======== Provided information

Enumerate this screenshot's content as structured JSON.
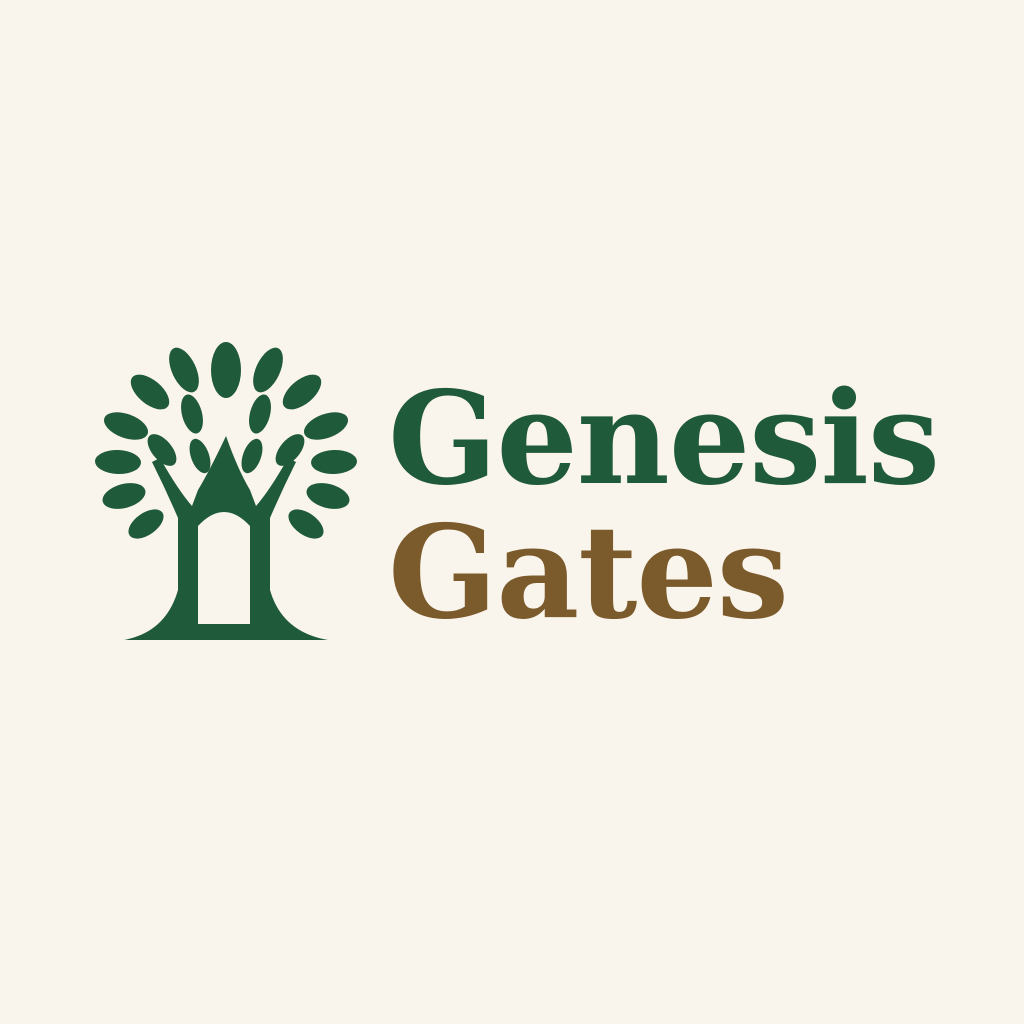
{
  "brand": {
    "name_line1": "Genesis",
    "name_line2": "Gates"
  },
  "logo": {
    "icon": "tree-gate-icon"
  },
  "colors": {
    "background": "#faf5ec",
    "primary_green": "#1f5a3a",
    "secondary_brown": "#7b5a2b"
  }
}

================

■ Work order
Without copying any picture, repeat all of the entries exactly.

■ Written solution
Enumerate this screenshot's content as structured JSON.
{
  "brand": {
    "name_line1": "Genesis",
    "name_line2": "Gates"
  },
  "logo": {
    "icon": "tree-gate-icon"
  },
  "colors": {
    "background": "#faf5ec",
    "primary_green": "#1f5a3a",
    "secondary_brown": "#7b5a2b"
  }
}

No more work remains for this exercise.